§ Stated task
Gather all lines containing the string "Bluetooth" and copy them out.

╭─ Source records

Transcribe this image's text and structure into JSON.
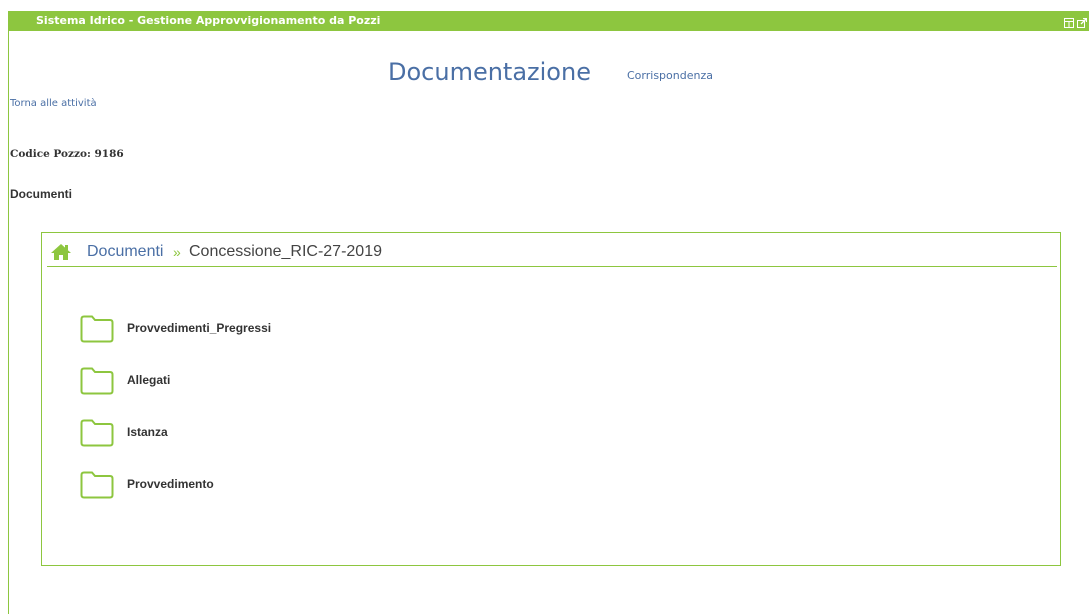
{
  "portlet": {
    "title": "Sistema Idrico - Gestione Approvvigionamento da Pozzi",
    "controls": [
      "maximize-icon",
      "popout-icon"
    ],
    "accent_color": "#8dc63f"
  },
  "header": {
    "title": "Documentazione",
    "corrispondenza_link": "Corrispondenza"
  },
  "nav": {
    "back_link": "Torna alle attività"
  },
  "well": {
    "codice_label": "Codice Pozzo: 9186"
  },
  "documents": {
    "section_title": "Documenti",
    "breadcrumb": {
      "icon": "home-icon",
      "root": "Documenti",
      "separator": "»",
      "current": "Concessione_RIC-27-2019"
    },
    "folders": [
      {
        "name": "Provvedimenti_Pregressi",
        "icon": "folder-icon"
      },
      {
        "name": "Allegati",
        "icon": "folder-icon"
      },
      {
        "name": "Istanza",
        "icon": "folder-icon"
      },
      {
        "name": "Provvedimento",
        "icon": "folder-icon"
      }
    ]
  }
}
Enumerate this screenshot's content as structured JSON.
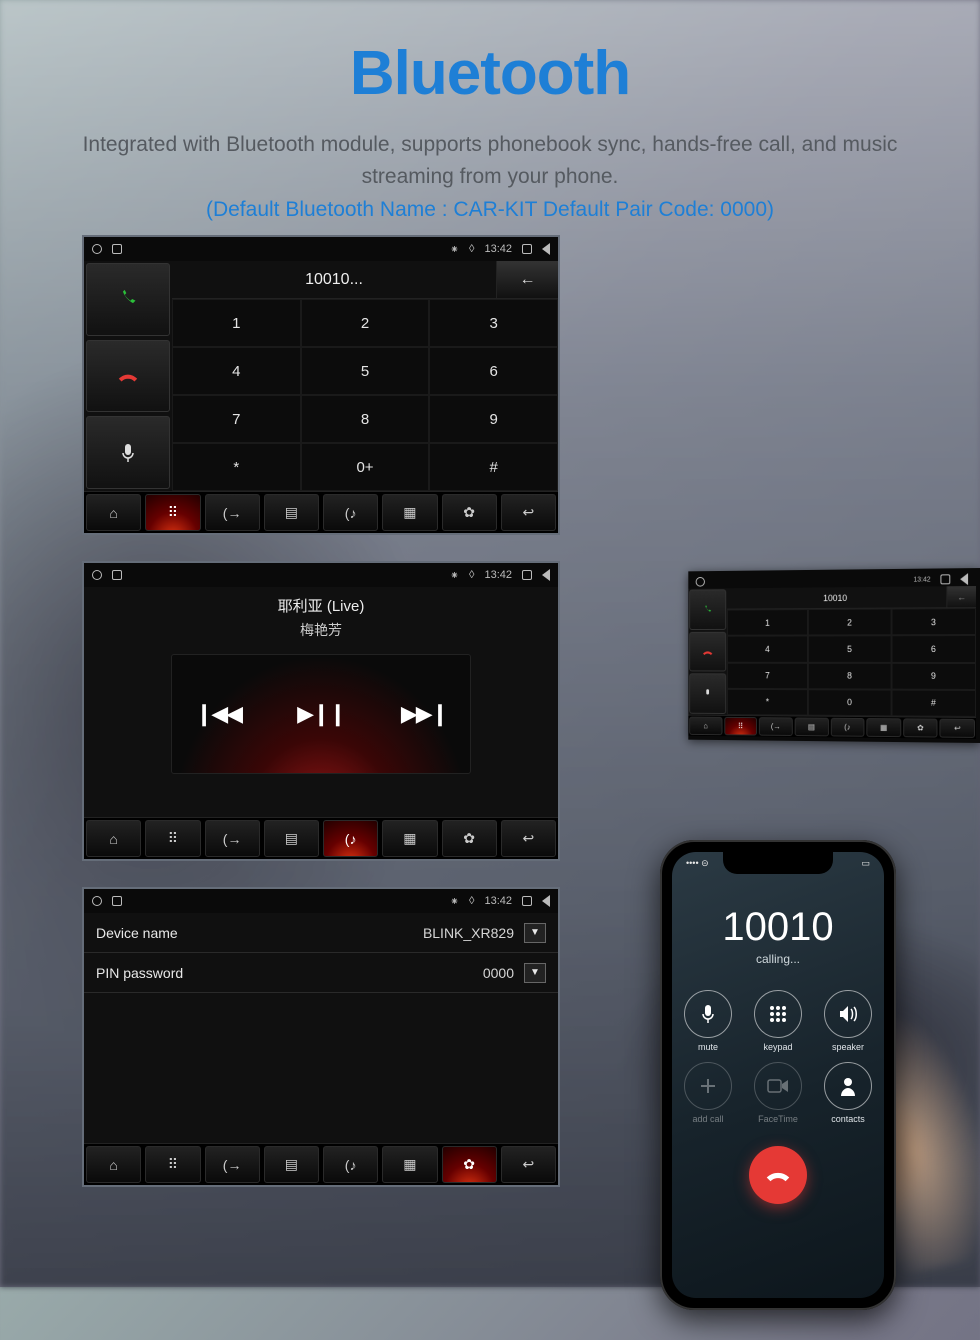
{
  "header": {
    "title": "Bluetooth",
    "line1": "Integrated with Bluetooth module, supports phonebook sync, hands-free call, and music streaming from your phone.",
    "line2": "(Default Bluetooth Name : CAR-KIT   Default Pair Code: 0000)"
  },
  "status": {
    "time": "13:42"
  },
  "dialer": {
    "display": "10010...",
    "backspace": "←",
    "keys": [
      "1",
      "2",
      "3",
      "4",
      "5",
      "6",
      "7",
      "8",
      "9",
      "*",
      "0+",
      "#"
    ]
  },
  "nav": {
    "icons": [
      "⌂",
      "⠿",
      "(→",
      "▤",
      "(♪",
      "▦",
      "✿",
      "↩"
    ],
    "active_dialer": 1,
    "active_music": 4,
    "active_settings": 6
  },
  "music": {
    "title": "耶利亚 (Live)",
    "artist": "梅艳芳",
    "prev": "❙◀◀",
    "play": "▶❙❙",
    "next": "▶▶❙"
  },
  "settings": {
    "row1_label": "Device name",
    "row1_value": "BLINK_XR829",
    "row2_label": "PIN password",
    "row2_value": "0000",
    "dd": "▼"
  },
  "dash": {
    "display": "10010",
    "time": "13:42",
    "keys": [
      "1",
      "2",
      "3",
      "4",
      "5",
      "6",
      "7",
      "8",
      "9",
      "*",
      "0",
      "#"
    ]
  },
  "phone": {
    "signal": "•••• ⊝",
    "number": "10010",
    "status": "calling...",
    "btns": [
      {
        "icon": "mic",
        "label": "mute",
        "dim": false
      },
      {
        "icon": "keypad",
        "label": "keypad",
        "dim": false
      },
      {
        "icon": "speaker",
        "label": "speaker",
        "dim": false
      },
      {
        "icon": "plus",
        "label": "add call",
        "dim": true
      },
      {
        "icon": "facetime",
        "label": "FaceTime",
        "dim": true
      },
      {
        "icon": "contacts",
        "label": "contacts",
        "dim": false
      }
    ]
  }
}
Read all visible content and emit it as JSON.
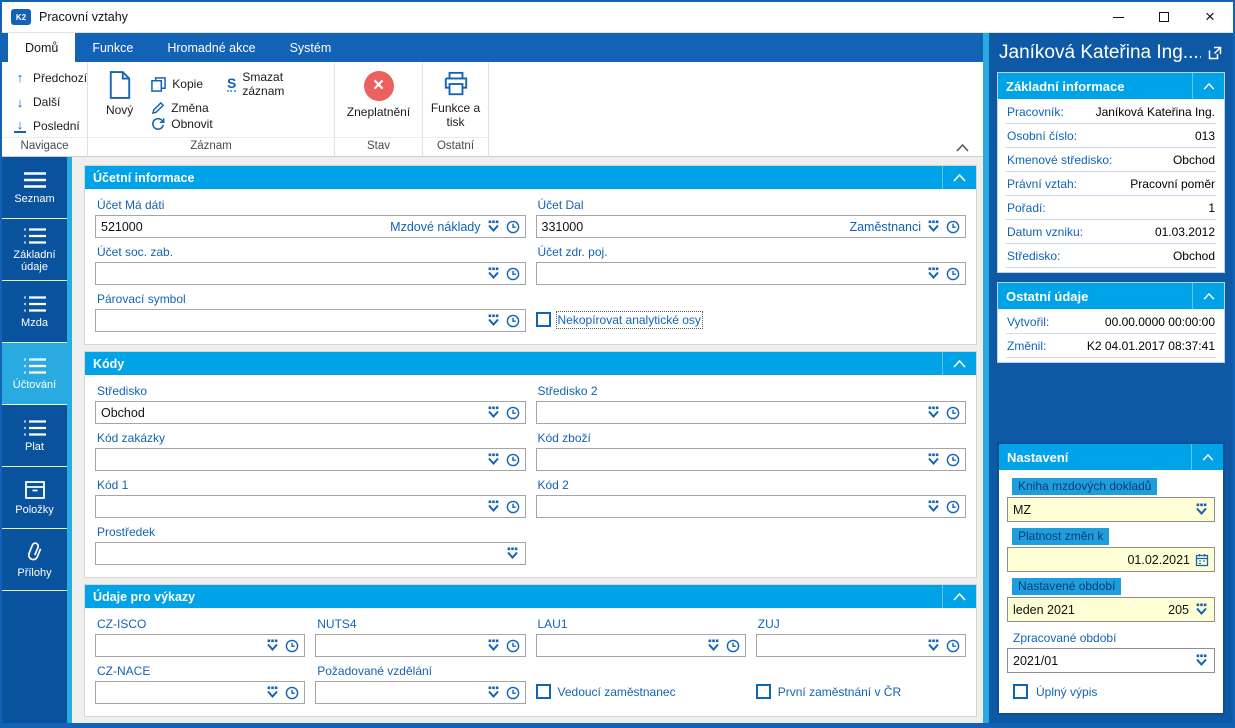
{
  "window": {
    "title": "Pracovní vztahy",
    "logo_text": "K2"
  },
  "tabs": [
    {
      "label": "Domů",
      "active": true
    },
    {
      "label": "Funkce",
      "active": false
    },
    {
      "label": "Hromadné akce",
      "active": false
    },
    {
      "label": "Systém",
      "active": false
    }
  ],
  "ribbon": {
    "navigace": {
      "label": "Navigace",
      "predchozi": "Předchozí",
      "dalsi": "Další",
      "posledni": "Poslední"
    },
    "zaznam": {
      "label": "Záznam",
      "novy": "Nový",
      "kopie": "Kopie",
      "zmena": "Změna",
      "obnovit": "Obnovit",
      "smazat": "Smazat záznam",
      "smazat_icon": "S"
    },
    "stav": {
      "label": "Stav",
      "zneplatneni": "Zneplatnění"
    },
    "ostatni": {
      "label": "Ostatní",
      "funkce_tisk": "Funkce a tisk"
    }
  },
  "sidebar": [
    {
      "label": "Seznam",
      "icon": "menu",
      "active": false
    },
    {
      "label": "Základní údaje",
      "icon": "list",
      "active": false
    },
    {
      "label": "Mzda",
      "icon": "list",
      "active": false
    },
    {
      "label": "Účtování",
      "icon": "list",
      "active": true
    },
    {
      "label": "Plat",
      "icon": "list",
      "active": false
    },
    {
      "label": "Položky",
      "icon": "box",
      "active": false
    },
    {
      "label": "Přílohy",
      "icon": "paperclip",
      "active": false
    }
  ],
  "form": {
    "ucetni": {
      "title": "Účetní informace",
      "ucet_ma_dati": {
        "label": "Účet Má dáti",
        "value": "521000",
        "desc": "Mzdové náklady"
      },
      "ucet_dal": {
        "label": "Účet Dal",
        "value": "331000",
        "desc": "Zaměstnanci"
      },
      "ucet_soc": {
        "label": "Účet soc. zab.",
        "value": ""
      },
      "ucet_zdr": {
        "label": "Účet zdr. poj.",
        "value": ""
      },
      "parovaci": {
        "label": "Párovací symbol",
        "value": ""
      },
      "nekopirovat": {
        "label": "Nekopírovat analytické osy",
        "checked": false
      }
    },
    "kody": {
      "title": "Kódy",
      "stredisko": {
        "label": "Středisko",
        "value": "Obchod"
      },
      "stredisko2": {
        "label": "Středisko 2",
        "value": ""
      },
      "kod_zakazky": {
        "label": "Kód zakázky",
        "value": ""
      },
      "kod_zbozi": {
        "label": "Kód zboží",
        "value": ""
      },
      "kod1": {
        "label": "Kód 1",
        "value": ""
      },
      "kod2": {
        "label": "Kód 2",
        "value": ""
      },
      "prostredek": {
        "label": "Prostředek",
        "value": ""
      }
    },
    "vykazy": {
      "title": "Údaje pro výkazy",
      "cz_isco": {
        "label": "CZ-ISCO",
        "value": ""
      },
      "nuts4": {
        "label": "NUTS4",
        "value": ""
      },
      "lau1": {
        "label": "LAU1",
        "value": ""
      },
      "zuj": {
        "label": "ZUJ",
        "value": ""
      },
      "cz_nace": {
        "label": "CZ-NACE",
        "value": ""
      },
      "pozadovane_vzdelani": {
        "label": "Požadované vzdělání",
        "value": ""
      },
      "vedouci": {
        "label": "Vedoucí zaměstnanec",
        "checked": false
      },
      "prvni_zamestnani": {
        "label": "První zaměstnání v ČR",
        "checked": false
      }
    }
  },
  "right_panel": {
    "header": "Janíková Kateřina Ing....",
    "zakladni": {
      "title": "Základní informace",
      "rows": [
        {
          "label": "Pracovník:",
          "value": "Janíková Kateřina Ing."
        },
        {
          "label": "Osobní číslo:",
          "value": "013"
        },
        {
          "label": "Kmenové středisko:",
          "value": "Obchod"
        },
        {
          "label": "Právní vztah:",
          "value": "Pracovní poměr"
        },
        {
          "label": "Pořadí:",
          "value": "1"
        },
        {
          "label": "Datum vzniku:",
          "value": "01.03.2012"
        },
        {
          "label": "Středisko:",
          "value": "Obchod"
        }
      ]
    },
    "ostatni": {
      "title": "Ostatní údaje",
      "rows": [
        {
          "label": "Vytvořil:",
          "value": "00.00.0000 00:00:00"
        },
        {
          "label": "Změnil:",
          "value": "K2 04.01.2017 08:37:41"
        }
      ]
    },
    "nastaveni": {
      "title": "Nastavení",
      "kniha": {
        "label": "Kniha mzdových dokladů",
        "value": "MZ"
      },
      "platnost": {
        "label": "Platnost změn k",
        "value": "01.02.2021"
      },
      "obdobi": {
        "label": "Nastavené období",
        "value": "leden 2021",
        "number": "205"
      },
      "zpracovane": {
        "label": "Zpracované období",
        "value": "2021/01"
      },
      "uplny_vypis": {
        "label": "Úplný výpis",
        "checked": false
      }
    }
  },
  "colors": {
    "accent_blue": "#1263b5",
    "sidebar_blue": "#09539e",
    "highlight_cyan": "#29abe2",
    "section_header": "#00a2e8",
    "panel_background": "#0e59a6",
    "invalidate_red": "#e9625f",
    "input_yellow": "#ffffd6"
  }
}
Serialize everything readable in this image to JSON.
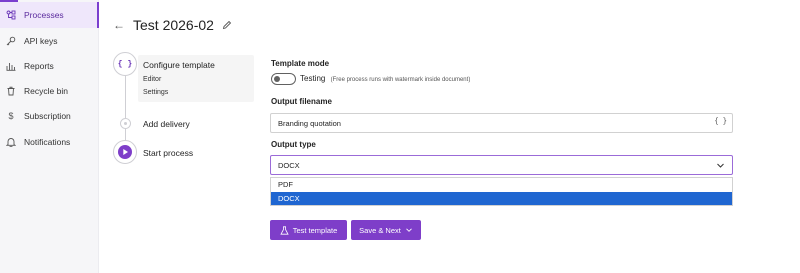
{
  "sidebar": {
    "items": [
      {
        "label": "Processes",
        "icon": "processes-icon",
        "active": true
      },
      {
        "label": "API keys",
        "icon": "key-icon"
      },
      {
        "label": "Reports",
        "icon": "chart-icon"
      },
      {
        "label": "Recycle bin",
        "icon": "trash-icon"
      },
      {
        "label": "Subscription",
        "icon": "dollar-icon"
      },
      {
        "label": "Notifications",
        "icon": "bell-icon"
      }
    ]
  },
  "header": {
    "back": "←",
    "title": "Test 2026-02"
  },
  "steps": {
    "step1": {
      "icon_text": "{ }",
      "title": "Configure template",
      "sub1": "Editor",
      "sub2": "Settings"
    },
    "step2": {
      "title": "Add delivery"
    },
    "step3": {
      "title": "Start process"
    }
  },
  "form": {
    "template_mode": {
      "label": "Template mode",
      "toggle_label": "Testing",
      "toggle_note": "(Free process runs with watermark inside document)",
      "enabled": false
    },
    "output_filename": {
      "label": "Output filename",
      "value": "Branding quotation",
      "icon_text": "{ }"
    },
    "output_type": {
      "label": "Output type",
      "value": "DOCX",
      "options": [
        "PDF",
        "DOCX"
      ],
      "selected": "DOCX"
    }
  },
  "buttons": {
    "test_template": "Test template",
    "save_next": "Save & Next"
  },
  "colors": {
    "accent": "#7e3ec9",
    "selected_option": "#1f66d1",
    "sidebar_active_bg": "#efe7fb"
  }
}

╰─

§ Task solution
    "title": "Bluetooth",
    "line1": "Integrated with Bluetooth module, supports phonebook sync, hands-free call, and music streaming from your phone.",
    "line2": "(Default Bluetooth Name : CAR-KIT   Default Pair Code: 0000)"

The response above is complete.